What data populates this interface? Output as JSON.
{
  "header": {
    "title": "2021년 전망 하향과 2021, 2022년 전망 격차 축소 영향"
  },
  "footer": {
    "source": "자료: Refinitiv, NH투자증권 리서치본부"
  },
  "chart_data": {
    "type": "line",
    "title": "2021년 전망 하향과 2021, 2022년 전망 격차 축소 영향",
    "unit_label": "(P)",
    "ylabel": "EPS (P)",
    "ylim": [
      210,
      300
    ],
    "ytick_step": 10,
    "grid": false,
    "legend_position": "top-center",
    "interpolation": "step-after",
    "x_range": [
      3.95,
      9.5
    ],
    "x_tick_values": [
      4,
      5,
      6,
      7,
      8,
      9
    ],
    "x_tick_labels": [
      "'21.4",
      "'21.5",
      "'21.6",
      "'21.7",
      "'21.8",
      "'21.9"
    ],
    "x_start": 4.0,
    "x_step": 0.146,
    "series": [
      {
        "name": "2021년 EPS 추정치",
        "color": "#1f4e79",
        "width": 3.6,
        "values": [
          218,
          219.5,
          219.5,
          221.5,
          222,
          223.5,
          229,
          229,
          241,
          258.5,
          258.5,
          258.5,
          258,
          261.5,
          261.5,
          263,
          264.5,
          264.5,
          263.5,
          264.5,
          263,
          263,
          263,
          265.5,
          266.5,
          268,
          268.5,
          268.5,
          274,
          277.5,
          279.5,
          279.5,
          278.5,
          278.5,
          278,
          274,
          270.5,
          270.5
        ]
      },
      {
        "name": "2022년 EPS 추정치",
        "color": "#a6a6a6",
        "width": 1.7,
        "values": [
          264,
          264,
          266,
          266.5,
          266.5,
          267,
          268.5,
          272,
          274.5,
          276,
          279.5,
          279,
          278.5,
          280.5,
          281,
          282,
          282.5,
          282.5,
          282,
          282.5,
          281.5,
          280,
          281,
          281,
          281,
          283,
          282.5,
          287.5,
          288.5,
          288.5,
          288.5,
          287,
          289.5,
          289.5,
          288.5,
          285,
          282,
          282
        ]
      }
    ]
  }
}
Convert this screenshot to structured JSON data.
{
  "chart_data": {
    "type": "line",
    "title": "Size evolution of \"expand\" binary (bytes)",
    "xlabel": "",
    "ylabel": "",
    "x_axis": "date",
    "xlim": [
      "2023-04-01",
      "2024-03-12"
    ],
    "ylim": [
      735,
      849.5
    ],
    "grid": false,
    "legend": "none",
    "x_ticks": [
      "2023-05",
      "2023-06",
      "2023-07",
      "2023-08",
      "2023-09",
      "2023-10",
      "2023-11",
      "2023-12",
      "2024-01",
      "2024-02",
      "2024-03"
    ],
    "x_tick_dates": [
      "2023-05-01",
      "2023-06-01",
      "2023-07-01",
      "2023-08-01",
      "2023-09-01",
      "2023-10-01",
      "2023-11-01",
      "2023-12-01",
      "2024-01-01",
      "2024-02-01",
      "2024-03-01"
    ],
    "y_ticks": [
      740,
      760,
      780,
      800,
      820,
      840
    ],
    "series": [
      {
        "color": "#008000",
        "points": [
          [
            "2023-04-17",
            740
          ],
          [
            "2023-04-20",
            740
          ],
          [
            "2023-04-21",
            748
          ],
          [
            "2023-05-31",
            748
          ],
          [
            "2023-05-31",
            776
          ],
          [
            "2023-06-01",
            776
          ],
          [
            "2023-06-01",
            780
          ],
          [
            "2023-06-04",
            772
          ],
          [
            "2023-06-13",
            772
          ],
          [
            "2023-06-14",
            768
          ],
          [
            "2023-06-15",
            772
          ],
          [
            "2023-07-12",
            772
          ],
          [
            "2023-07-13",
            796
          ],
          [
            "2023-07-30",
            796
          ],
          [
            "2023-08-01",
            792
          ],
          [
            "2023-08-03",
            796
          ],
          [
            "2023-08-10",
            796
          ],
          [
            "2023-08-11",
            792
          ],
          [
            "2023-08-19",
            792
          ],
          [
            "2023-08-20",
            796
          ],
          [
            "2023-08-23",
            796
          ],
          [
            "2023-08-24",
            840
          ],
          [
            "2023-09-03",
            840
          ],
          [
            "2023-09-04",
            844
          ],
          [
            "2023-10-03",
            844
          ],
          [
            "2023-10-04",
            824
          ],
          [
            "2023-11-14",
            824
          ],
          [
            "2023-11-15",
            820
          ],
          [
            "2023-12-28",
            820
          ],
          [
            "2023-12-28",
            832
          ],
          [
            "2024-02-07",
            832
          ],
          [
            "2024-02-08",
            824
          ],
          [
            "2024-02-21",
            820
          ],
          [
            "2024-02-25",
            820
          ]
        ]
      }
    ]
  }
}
○ ○ ○ ○ ○
*Task to carry out:* Determine the number of lines in the listing that hold the word "title", and supply that number and nothing further.

*Result of the task:* 3